Records that describe figures:

######

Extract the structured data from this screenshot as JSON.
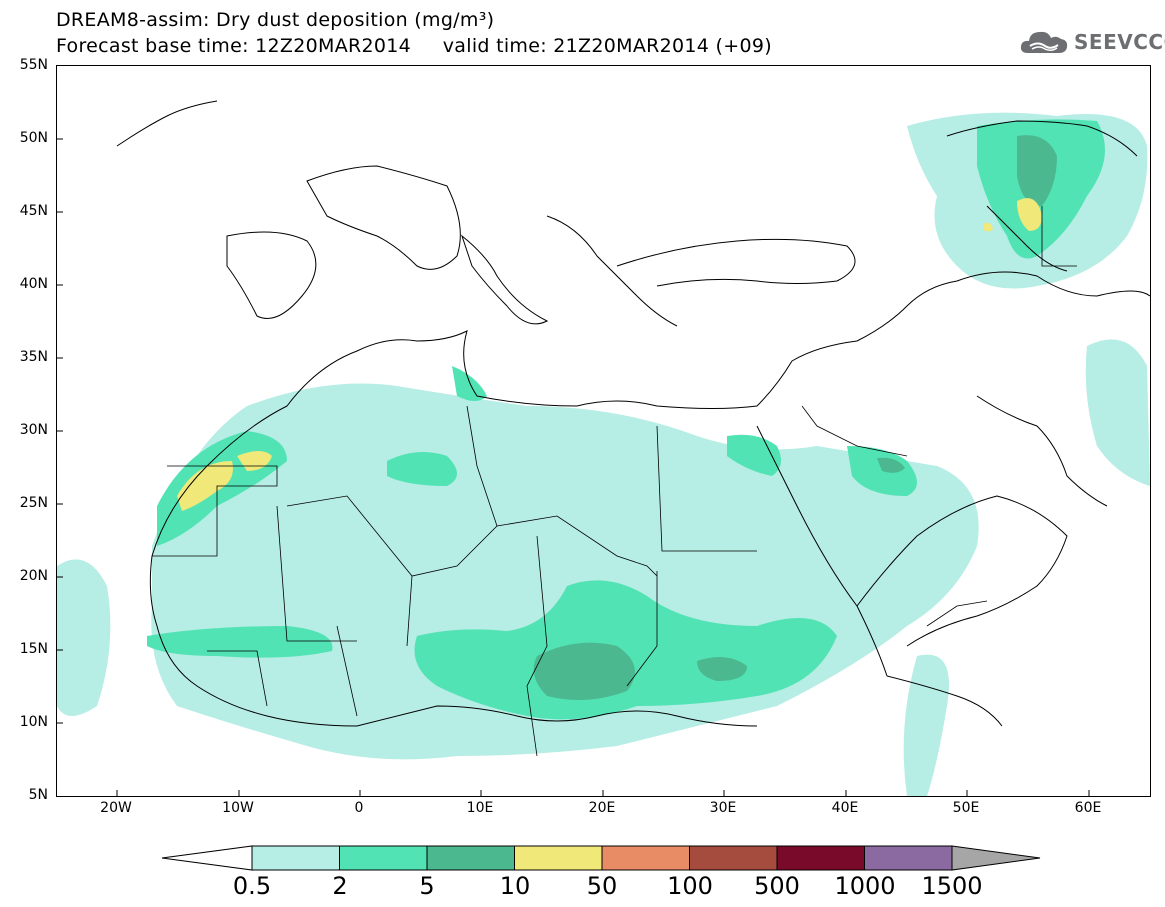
{
  "title": {
    "line1": "DREAM8-assim: Dry dust deposition (mg/m³)",
    "line2": "Forecast base time: 12Z20MAR2014     valid time: 21Z20MAR2014 (+09)"
  },
  "logo": {
    "text": "SEEVCCC",
    "icon": "cloud-icon"
  },
  "map": {
    "lat_labels": [
      "55N",
      "50N",
      "45N",
      "40N",
      "35N",
      "30N",
      "25N",
      "20N",
      "15N",
      "10N",
      "5N"
    ],
    "lon_labels": [
      "20W",
      "10W",
      "0",
      "10E",
      "20E",
      "30E",
      "40E",
      "50E",
      "60E"
    ],
    "lat_range": [
      5,
      55
    ],
    "lon_range": [
      -25,
      65
    ]
  },
  "colorbar": {
    "labels": [
      "0.5",
      "2",
      "5",
      "10",
      "50",
      "100",
      "500",
      "1000",
      "1500"
    ],
    "colors": [
      "#b6ede5",
      "#52e3b5",
      "#4cb88f",
      "#f0e878",
      "#e88c66",
      "#a64c3e",
      "#7a0a2a",
      "#8a6aa0",
      "#a6a6a6"
    ]
  }
}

######

▸ What the task requires:
Keep the pictures out of the copy and return the rest of the data above exactly.

▸ The answer:
Extract the structured data from this screenshot as JSON.
{
  "title": {
    "line1": "DREAM8-assim: Dry dust deposition (mg/m³)",
    "line2": "Forecast base time: 12Z20MAR2014     valid time: 21Z20MAR2014 (+09)"
  },
  "logo": {
    "text": "SEEVCCC",
    "icon": "cloud-icon"
  },
  "map": {
    "lat_labels": [
      "55N",
      "50N",
      "45N",
      "40N",
      "35N",
      "30N",
      "25N",
      "20N",
      "15N",
      "10N",
      "5N"
    ],
    "lon_labels": [
      "20W",
      "10W",
      "0",
      "10E",
      "20E",
      "30E",
      "40E",
      "50E",
      "60E"
    ],
    "lat_range": [
      5,
      55
    ],
    "lon_range": [
      -25,
      65
    ]
  },
  "colorbar": {
    "labels": [
      "0.5",
      "2",
      "5",
      "10",
      "50",
      "100",
      "500",
      "1000",
      "1500"
    ],
    "colors": [
      "#b6ede5",
      "#52e3b5",
      "#4cb88f",
      "#f0e878",
      "#e88c66",
      "#a64c3e",
      "#7a0a2a",
      "#8a6aa0",
      "#a6a6a6"
    ]
  }
}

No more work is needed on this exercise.